* [TEXT PASSAGE]:

--- Start ---

Risks and Uncertainties - The Plan provides for various investment options including common collective trusts, investment contracts, mutual funds and Warnaco Common Stock. Investment securities, in general, are exposed to various risks, such as interest rate, credit and overall market volatility. Due to the level of risk associated with certain investment securities, it is at least reasonably possible that changes in the values of investment securities will occur in the near term and such changes could materially affect the amounts reported in the financial statements. (See Note 4 – Investments).
Investment Valuation and Income Recognition – The Plan’s investments are stated at fair value. Fair value of a financial instrument is the price that would be received to sell an asset or paid to transfer a liability in an orderly transaction between market participants at the measurement date. Shares of mutual funds are valued at quoted market prices, which represent the net asset value of shares held by the Plan at year-end. The Company’s common stock is valued at the closing price reported on the New York Stock Exchange on the last business day of the Plan year. Amounts for investments in common collective trusts are stated at fair value and then adjusted to contract value as described below. Fair value of the trust is the net asset value of its underlying investments, and contract value is principal plus accrued interest. Investments in common collective trusts that do not invest in guaranteed investment contracts are valued at the net asset value of the shares held by the Plan at year-end, which is based on the fair value of the underlying assets. The Plan also has an investment in an investment contract with an insurance company which is more fully described below. Participant loans are valued at the outstanding loan balances, which approximates fair value.

--- End ---

* [LISTED ENTRIES]:
--- Start ---

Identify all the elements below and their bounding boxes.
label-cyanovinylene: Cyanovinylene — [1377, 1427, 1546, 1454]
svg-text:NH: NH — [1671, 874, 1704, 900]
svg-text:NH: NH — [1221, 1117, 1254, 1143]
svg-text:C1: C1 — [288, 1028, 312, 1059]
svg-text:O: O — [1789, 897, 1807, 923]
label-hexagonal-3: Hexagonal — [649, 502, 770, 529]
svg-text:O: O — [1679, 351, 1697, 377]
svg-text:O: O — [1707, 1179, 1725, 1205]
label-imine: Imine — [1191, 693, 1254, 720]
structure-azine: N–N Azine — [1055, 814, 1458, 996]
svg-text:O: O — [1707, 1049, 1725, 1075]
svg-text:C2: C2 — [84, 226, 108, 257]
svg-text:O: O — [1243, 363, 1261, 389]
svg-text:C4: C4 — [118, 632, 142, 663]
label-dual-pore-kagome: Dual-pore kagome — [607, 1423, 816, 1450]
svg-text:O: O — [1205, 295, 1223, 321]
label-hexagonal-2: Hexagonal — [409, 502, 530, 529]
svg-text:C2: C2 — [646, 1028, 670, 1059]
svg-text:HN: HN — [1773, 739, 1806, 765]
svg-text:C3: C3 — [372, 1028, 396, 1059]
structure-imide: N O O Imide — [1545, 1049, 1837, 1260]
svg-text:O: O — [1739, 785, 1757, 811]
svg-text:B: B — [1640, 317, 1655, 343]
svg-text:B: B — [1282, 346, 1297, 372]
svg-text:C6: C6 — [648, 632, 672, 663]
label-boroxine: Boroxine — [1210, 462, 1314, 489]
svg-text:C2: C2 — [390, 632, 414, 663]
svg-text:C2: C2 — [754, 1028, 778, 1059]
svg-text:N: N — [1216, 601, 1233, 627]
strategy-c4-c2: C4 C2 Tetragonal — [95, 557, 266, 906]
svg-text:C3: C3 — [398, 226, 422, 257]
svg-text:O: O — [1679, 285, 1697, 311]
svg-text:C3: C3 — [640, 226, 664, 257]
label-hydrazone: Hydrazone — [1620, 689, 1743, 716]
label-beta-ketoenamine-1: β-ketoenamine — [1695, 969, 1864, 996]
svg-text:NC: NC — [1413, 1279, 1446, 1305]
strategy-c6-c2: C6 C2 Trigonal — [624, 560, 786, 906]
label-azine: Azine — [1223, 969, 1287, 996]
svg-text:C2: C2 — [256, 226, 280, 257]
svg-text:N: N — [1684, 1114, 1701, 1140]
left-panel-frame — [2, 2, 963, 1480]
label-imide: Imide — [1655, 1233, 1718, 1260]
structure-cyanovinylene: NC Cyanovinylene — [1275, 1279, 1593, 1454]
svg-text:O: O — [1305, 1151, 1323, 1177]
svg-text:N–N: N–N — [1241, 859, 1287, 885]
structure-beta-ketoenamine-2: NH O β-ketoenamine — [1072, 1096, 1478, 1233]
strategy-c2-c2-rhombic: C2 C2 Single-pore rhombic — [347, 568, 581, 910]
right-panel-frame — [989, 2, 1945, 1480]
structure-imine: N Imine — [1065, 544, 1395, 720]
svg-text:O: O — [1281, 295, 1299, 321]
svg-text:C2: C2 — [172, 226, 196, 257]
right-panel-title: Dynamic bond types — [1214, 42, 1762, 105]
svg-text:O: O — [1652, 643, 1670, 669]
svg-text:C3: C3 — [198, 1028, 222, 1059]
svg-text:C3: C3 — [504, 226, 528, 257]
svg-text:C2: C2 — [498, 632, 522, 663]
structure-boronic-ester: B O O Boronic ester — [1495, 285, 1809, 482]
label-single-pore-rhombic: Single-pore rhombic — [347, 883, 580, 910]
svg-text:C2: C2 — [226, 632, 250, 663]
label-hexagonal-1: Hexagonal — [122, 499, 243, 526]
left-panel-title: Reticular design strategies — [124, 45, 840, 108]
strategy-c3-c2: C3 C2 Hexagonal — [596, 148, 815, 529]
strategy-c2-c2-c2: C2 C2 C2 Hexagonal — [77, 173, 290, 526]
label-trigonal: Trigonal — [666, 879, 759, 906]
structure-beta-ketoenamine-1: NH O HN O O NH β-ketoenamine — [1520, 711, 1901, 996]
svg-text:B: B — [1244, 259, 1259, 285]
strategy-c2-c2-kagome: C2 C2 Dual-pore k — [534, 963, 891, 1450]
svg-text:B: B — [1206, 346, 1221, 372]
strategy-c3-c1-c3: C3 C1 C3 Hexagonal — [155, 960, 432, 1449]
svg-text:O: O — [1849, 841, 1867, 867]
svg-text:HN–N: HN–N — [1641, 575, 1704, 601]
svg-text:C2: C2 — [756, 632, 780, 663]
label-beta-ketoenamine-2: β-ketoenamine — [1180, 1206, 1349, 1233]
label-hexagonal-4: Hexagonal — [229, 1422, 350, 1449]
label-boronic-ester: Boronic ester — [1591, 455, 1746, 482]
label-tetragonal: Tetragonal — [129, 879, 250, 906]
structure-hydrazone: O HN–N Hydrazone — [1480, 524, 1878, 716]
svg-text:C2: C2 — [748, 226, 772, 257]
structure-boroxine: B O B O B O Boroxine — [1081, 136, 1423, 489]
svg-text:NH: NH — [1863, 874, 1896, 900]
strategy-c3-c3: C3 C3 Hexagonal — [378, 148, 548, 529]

--- End ---

* [SHORT TASK]:
Please reproduce the part of the investment passage between "Risks and Uncertainties" and "4 – Investments).", inclusive, word for word.

* [EXERCISE SOLUTION]:
Risks and Uncertainties - The Plan provides for various investment options including common collective trusts, investment contracts, mutual funds and Warnaco Common Stock. Investment securities, in general, are exposed to various risks, such as interest rate, credit and overall market volatility. Due to the level of risk associated with certain investment securities, it is at least reasonably possible that changes in the values of investment securities will occur in the near term and such changes could materially affect the amounts reported in the financial statements. (See Note 4 – Investments).